### OBJECTIVE
Every line containing the word "sound" needs to be found and copied.

### DATA FOR THE TASK
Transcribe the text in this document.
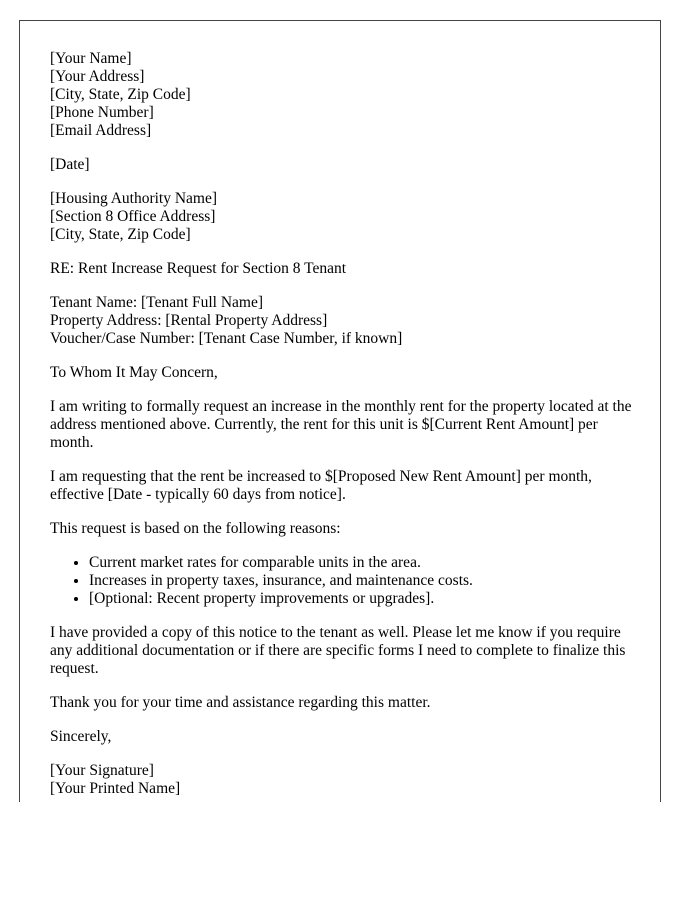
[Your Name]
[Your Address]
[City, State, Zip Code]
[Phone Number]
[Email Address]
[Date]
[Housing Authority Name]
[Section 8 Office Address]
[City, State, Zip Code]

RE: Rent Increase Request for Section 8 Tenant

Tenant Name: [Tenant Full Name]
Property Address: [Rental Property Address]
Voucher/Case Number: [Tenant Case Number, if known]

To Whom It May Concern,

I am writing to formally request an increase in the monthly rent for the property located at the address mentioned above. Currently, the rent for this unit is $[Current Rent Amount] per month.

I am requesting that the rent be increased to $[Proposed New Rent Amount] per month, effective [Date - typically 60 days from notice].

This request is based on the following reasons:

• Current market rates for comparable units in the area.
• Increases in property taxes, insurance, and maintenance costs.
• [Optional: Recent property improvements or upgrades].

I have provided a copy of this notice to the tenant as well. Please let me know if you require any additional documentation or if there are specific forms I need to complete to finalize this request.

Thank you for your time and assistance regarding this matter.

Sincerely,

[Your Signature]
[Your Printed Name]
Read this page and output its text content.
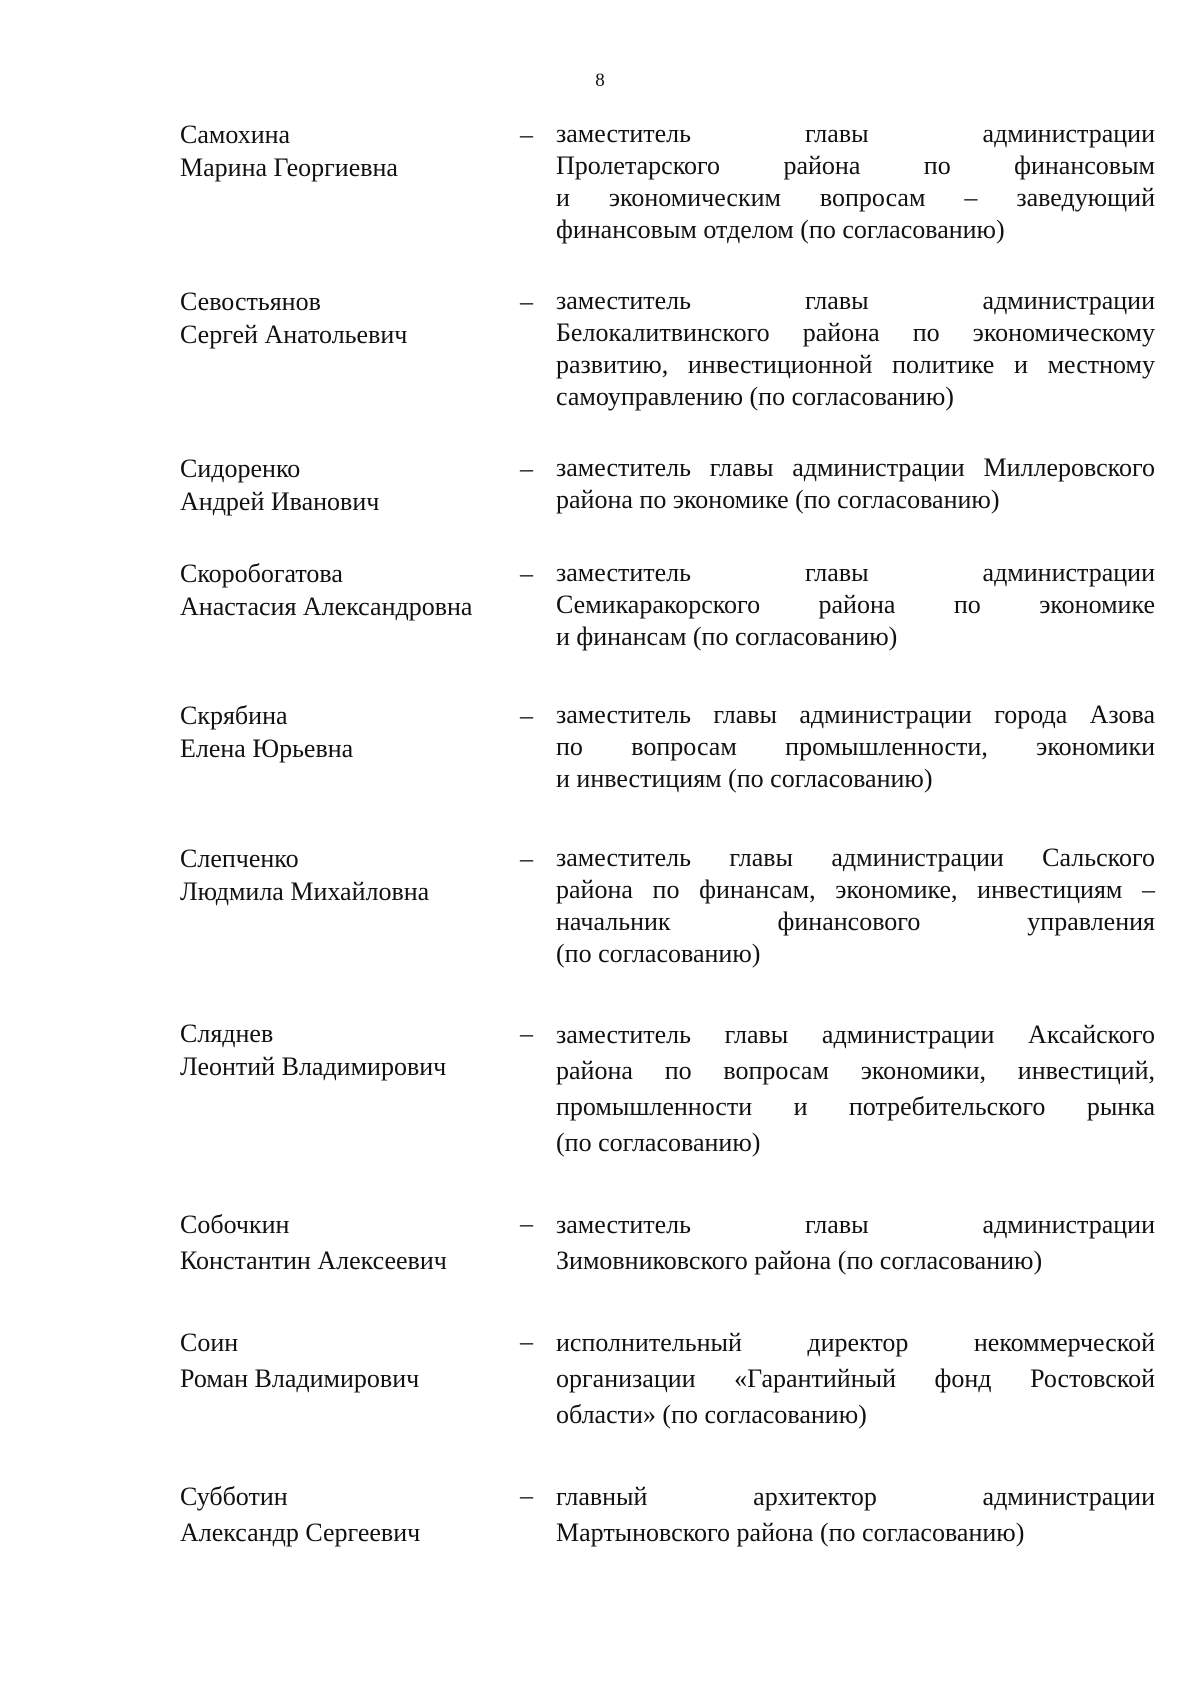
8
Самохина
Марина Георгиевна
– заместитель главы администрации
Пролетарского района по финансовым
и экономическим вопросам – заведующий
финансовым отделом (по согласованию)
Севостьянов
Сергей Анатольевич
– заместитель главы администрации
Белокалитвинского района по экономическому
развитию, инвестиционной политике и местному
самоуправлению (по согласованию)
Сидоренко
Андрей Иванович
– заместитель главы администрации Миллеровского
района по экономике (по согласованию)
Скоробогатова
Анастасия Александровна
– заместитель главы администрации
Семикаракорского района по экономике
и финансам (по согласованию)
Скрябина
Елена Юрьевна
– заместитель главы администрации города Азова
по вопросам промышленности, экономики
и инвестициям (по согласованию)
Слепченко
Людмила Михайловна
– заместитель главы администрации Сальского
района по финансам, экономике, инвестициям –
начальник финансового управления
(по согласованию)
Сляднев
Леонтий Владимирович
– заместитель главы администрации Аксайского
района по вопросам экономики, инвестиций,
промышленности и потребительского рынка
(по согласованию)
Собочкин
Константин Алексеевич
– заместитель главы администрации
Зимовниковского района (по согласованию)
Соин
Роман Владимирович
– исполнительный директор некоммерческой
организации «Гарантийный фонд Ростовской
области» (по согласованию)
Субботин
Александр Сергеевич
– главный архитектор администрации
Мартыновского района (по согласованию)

* * *

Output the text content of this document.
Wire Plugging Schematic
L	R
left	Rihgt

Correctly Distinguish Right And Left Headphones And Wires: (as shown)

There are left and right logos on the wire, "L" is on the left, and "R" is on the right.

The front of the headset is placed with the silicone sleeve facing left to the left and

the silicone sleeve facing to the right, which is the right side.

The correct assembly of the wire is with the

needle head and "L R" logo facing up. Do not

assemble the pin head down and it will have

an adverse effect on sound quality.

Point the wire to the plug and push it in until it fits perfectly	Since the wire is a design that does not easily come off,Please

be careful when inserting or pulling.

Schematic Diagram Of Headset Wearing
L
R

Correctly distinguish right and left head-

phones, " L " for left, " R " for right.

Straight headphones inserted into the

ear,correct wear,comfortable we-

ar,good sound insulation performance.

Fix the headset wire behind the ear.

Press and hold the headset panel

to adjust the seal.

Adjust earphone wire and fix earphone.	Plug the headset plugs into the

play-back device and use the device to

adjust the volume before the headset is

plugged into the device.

### FINAL RESULT
an adverse effect on sound quality.
ar,good sound insulation performance.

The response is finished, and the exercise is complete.